*** GIVEN RECORDS ***

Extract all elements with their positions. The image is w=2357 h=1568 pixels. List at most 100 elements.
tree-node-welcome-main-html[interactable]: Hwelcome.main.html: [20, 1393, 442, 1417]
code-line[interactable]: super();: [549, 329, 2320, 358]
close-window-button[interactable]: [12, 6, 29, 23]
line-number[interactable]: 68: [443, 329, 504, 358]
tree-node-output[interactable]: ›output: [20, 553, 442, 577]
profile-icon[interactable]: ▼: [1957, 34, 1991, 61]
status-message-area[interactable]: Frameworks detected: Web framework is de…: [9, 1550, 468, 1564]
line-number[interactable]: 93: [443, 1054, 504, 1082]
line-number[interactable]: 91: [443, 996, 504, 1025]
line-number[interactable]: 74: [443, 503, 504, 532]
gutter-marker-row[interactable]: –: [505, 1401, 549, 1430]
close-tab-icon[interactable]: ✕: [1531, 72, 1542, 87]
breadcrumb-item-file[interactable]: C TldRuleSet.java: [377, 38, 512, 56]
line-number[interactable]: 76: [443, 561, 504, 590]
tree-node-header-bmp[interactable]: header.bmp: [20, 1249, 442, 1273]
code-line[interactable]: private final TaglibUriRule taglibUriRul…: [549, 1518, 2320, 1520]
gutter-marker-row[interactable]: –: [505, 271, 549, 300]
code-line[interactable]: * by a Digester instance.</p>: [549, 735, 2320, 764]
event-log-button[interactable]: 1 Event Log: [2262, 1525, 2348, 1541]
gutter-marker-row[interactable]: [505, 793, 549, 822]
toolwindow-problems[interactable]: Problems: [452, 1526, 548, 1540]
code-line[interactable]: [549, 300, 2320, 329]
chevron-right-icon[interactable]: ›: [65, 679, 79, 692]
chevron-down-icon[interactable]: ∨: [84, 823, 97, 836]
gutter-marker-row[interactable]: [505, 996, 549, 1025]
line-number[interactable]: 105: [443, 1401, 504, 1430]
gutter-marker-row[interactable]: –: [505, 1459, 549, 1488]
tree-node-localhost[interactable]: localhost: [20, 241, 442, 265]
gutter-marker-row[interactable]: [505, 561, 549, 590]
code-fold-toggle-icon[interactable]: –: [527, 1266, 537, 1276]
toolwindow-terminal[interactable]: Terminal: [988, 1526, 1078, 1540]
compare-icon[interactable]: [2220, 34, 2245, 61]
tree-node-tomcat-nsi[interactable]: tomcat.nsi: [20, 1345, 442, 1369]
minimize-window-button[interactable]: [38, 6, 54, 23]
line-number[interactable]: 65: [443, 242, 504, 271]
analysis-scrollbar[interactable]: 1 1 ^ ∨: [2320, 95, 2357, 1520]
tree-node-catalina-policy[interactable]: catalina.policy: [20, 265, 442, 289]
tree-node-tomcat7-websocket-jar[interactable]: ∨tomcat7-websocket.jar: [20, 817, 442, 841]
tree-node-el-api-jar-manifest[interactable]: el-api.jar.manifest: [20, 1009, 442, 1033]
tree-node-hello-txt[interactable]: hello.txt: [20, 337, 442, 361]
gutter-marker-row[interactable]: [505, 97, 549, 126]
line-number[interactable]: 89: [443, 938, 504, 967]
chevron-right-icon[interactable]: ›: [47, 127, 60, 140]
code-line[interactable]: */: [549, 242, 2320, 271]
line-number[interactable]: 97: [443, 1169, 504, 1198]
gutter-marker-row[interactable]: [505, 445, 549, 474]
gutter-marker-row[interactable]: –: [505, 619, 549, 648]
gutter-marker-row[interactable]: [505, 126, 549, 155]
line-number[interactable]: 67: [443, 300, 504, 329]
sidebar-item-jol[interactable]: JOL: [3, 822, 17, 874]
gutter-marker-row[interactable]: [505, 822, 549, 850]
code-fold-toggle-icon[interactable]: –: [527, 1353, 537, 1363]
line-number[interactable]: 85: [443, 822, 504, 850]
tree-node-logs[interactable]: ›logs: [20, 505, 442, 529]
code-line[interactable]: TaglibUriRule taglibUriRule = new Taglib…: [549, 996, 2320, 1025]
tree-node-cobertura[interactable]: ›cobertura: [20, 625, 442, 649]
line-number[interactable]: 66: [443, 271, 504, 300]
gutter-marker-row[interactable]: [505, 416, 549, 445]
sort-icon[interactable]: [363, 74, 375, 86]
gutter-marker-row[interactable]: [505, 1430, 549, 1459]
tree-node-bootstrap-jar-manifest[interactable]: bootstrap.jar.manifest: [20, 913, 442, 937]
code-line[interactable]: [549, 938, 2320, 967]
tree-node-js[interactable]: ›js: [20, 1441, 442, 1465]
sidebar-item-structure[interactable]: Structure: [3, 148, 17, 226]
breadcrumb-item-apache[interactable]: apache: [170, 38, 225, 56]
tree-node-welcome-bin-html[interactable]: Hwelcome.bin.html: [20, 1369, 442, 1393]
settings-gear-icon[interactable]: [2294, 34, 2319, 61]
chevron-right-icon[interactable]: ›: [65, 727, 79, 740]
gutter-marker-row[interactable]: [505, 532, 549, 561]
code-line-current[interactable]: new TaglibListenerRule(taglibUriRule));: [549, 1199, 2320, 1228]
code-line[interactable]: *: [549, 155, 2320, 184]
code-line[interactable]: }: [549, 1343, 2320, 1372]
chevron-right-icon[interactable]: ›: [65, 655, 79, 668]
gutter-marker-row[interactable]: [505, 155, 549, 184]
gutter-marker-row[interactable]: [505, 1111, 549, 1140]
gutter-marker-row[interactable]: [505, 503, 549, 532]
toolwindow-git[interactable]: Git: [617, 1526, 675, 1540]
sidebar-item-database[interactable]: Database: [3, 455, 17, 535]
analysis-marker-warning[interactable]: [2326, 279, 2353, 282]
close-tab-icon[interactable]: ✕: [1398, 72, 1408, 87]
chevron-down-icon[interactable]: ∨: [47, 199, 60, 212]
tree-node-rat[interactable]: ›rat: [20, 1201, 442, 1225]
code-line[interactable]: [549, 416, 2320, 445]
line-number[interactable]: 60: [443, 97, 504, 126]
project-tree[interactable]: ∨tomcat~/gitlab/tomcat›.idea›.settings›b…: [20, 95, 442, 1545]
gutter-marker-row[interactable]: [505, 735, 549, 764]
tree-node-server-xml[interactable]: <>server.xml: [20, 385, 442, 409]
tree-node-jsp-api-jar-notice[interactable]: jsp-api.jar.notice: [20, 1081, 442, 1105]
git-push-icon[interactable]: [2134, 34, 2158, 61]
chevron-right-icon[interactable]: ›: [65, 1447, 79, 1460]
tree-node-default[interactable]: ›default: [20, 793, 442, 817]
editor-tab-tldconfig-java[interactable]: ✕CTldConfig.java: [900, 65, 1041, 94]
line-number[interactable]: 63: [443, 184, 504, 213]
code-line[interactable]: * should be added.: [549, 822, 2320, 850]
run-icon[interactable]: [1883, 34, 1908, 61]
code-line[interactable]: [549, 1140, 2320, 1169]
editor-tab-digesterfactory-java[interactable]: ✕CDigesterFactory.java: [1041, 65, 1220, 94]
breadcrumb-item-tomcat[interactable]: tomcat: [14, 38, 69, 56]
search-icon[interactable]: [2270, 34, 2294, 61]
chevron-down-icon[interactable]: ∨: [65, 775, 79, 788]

***

DIRECTIONS:
Rewrite all of the rows above, putting "source-line" wherever "code-line" appears and leaving everything else unchanged.

RESPONSE:
Extract all elements with their positions. The image is w=2357 h=1568 pixels. List at most 100 elements.
tree-node-welcome-main-html[interactable]: Hwelcome.main.html: [20, 1393, 442, 1417]
source-line[interactable]: super();: [549, 329, 2320, 358]
close-window-button[interactable]: [12, 6, 29, 23]
line-number[interactable]: 68: [443, 329, 504, 358]
tree-node-output[interactable]: ›output: [20, 553, 442, 577]
profile-icon[interactable]: ▼: [1957, 34, 1991, 61]
status-message-area[interactable]: Frameworks detected: Web framework is de…: [9, 1550, 468, 1564]
line-number[interactable]: 93: [443, 1054, 504, 1082]
line-number[interactable]: 91: [443, 996, 504, 1025]
line-number[interactable]: 74: [443, 503, 504, 532]
gutter-marker-row[interactable]: –: [505, 1401, 549, 1430]
close-tab-icon[interactable]: ✕: [1531, 72, 1542, 87]
breadcrumb-item-file[interactable]: C TldRuleSet.java: [377, 38, 512, 56]
line-number[interactable]: 76: [443, 561, 504, 590]
tree-node-header-bmp[interactable]: header.bmp: [20, 1249, 442, 1273]
source-line[interactable]: private final TaglibUriRule taglibUriRul…: [549, 1518, 2320, 1520]
gutter-marker-row[interactable]: –: [505, 271, 549, 300]
source-line[interactable]: * by a Digester instance.</p>: [549, 735, 2320, 764]
event-log-button[interactable]: 1 Event Log: [2262, 1525, 2348, 1541]
gutter-marker-row[interactable]: [505, 793, 549, 822]
toolwindow-problems[interactable]: Problems: [452, 1526, 548, 1540]
source-line[interactable]: [549, 300, 2320, 329]
chevron-right-icon[interactable]: ›: [65, 679, 79, 692]
chevron-down-icon[interactable]: ∨: [84, 823, 97, 836]
gutter-marker-row[interactable]: [505, 996, 549, 1025]
line-number[interactable]: 105: [443, 1401, 504, 1430]
gutter-marker-row[interactable]: –: [505, 1459, 549, 1488]
tree-node-localhost[interactable]: localhost: [20, 241, 442, 265]
gutter-marker-row[interactable]: [505, 561, 549, 590]
code-fold-toggle-icon[interactable]: –: [527, 1266, 537, 1276]
toolwindow-terminal[interactable]: Terminal: [988, 1526, 1078, 1540]
compare-icon[interactable]: [2220, 34, 2245, 61]
tree-node-tomcat-nsi[interactable]: tomcat.nsi: [20, 1345, 442, 1369]
minimize-window-button[interactable]: [38, 6, 54, 23]
line-number[interactable]: 65: [443, 242, 504, 271]
analysis-scrollbar[interactable]: 1 1 ^ ∨: [2320, 95, 2357, 1520]
tree-node-catalina-policy[interactable]: catalina.policy: [20, 265, 442, 289]
tree-node-tomcat7-websocket-jar[interactable]: ∨tomcat7-websocket.jar: [20, 817, 442, 841]
tree-node-el-api-jar-manifest[interactable]: el-api.jar.manifest: [20, 1009, 442, 1033]
tree-node-hello-txt[interactable]: hello.txt: [20, 337, 442, 361]
gutter-marker-row[interactable]: [505, 97, 549, 126]
line-number[interactable]: 89: [443, 938, 504, 967]
chevron-right-icon[interactable]: ›: [47, 127, 60, 140]
source-line[interactable]: */: [549, 242, 2320, 271]
line-number[interactable]: 97: [443, 1169, 504, 1198]
gutter-marker-row[interactable]: [505, 445, 549, 474]
gutter-marker-row[interactable]: –: [505, 619, 549, 648]
gutter-marker-row[interactable]: [505, 126, 549, 155]
line-number[interactable]: 67: [443, 300, 504, 329]
sidebar-item-jol[interactable]: JOL: [3, 822, 17, 874]
gutter-marker-row[interactable]: [505, 822, 549, 850]
code-fold-toggle-icon[interactable]: –: [527, 1353, 537, 1363]
line-number[interactable]: 85: [443, 822, 504, 850]
tree-node-logs[interactable]: ›logs: [20, 505, 442, 529]
source-line[interactable]: TaglibUriRule taglibUriRule = new Taglib…: [549, 996, 2320, 1025]
tree-node-cobertura[interactable]: ›cobertura: [20, 625, 442, 649]
line-number[interactable]: 66: [443, 271, 504, 300]
gutter-marker-row[interactable]: [505, 416, 549, 445]
sort-icon[interactable]: [363, 74, 375, 86]
gutter-marker-row[interactable]: [505, 1430, 549, 1459]
tree-node-bootstrap-jar-manifest[interactable]: bootstrap.jar.manifest: [20, 913, 442, 937]
source-line[interactable]: [549, 938, 2320, 967]
tree-node-js[interactable]: ›js: [20, 1441, 442, 1465]
sidebar-item-structure[interactable]: Structure: [3, 148, 17, 226]
breadcrumb-item-apache[interactable]: apache: [170, 38, 225, 56]
tree-node-welcome-bin-html[interactable]: Hwelcome.bin.html: [20, 1369, 442, 1393]
settings-gear-icon[interactable]: [2294, 34, 2319, 61]
chevron-right-icon[interactable]: ›: [65, 727, 79, 740]
gutter-marker-row[interactable]: [505, 532, 549, 561]
source-line-current[interactable]: new TaglibListenerRule(taglibUriRule));: [549, 1199, 2320, 1228]
source-line[interactable]: *: [549, 155, 2320, 184]
source-line[interactable]: }: [549, 1343, 2320, 1372]
chevron-right-icon[interactable]: ›: [65, 655, 79, 668]
gutter-marker-row[interactable]: [505, 155, 549, 184]
gutter-marker-row[interactable]: [505, 1111, 549, 1140]
gutter-marker-row[interactable]: [505, 503, 549, 532]
toolwindow-git[interactable]: Git: [617, 1526, 675, 1540]
sidebar-item-database[interactable]: Database: [3, 455, 17, 535]
analysis-marker-warning[interactable]: [2326, 279, 2353, 282]
close-tab-icon[interactable]: ✕: [1398, 72, 1408, 87]
chevron-down-icon[interactable]: ∨: [47, 199, 60, 212]
tree-node-rat[interactable]: ›rat: [20, 1201, 442, 1225]
source-line[interactable]: [549, 416, 2320, 445]
line-number[interactable]: 60: [443, 97, 504, 126]
project-tree[interactable]: ∨tomcat~/gitlab/tomcat›.idea›.settings›b…: [20, 95, 442, 1545]
gutter-marker-row[interactable]: [505, 735, 549, 764]
tree-node-server-xml[interactable]: <>server.xml: [20, 385, 442, 409]
tree-node-jsp-api-jar-notice[interactable]: jsp-api.jar.notice: [20, 1081, 442, 1105]
git-push-icon[interactable]: [2134, 34, 2158, 61]
chevron-right-icon[interactable]: ›: [65, 1447, 79, 1460]
tree-node-default[interactable]: ›default: [20, 793, 442, 817]
editor-tab-tldconfig-java[interactable]: ✕CTldConfig.java: [900, 65, 1041, 94]
line-number[interactable]: 63: [443, 184, 504, 213]
source-line[interactable]: * should be added.: [549, 822, 2320, 850]
run-icon[interactable]: [1883, 34, 1908, 61]
source-line[interactable]: [549, 1140, 2320, 1169]
editor-tab-digesterfactory-java[interactable]: ✕CDigesterFactory.java: [1041, 65, 1220, 94]
breadcrumb-item-tomcat[interactable]: tomcat: [14, 38, 69, 56]
search-icon[interactable]: [2270, 34, 2294, 61]
chevron-down-icon[interactable]: ∨: [65, 775, 79, 788]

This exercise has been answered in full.